— START —

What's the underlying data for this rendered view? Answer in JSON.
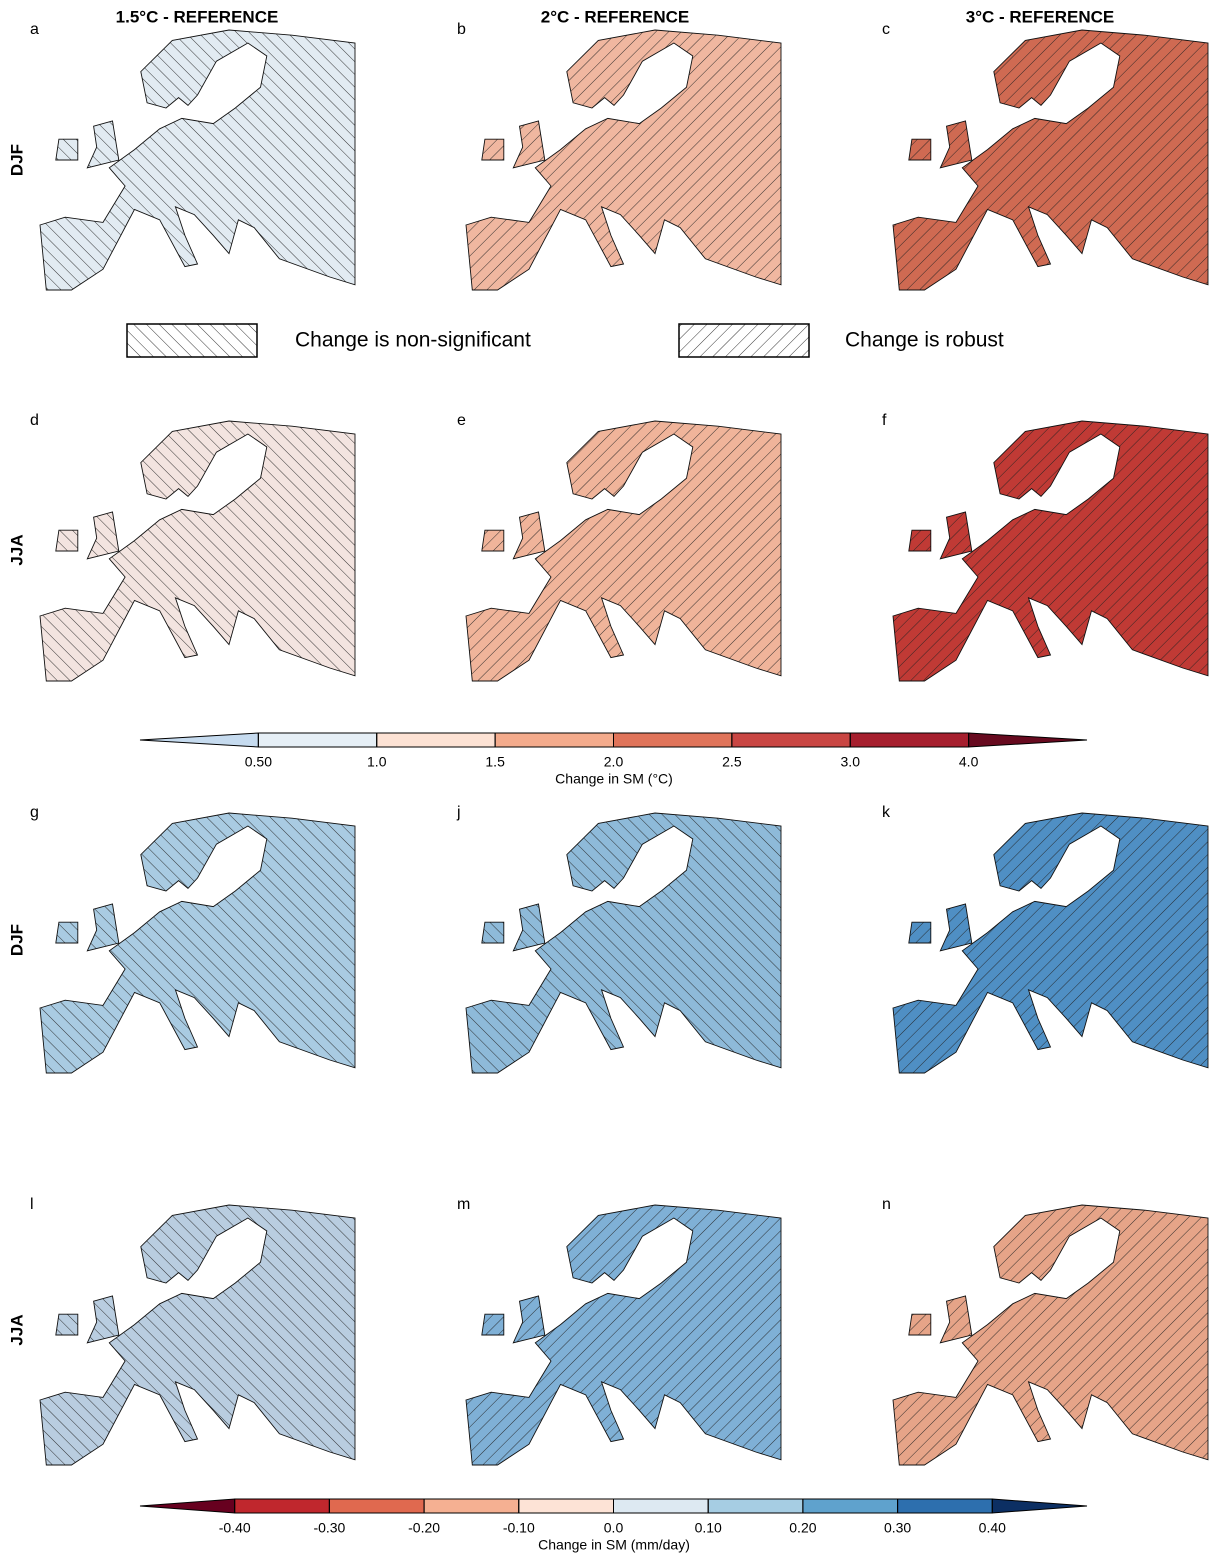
{
  "columns": [
    "1.5°C - REFERENCE",
    "2°C - REFERENCE",
    "3°C - REFERENCE"
  ],
  "rows": [
    {
      "label": "DJF",
      "panels": [
        "a",
        "b",
        "c"
      ]
    },
    {
      "label": "JJA",
      "panels": [
        "d",
        "e",
        "f"
      ]
    },
    {
      "label": "DJF",
      "panels": [
        "g",
        "j",
        "k"
      ]
    },
    {
      "label": "JJA",
      "panels": [
        "l",
        "m",
        "n"
      ]
    }
  ],
  "hatch_legend": [
    "Change is non-significant",
    "Change is robust"
  ],
  "colorbars": [
    {
      "label": "Change in SM (°C)",
      "ticks": [
        {
          "value": 0.5,
          "label": "0.50"
        },
        {
          "value": 1,
          "label": "1.0"
        },
        {
          "value": 1.5,
          "label": "1.5"
        },
        {
          "value": 2,
          "label": "2.0"
        },
        {
          "value": 2.5,
          "label": "2.5"
        },
        {
          "value": 3,
          "label": "3.0"
        },
        {
          "value": 4,
          "label": "4.0"
        }
      ],
      "colors": [
        "#c6dbef",
        "#e6eff6",
        "#fde2d4",
        "#f4ab8c",
        "#e0745a",
        "#c94643",
        "#a61f2e",
        "#670a1f"
      ]
    },
    {
      "label": "Change in SM (mm/day)",
      "ticks": [
        {
          "value": -0.4,
          "label": "-0.40"
        },
        {
          "value": -0.3,
          "label": "-0.30"
        },
        {
          "value": -0.2,
          "label": "-0.20"
        },
        {
          "value": -0.1,
          "label": "-0.10"
        },
        {
          "value": 0,
          "label": "0.0"
        },
        {
          "value": 0.1,
          "label": "0.10"
        },
        {
          "value": 0.2,
          "label": "0.20"
        },
        {
          "value": 0.3,
          "label": "0.30"
        },
        {
          "value": 0.4,
          "label": "0.40"
        }
      ],
      "colors": [
        "#67001f",
        "#c0272d",
        "#e0694f",
        "#f5b092",
        "#fde3d6",
        "#dde9f2",
        "#a6cde3",
        "#5fa2cd",
        "#2d6fae",
        "#0c2f63"
      ]
    }
  ]
}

— END —

§ **Stated goal**:
Using the listing, copy every line where the word "REFERENCE" shows up.

§ **Written answer**:
    "1.5°C - REFERENCE",
    "2°C - REFERENCE",
    "3°C - REFERENCE"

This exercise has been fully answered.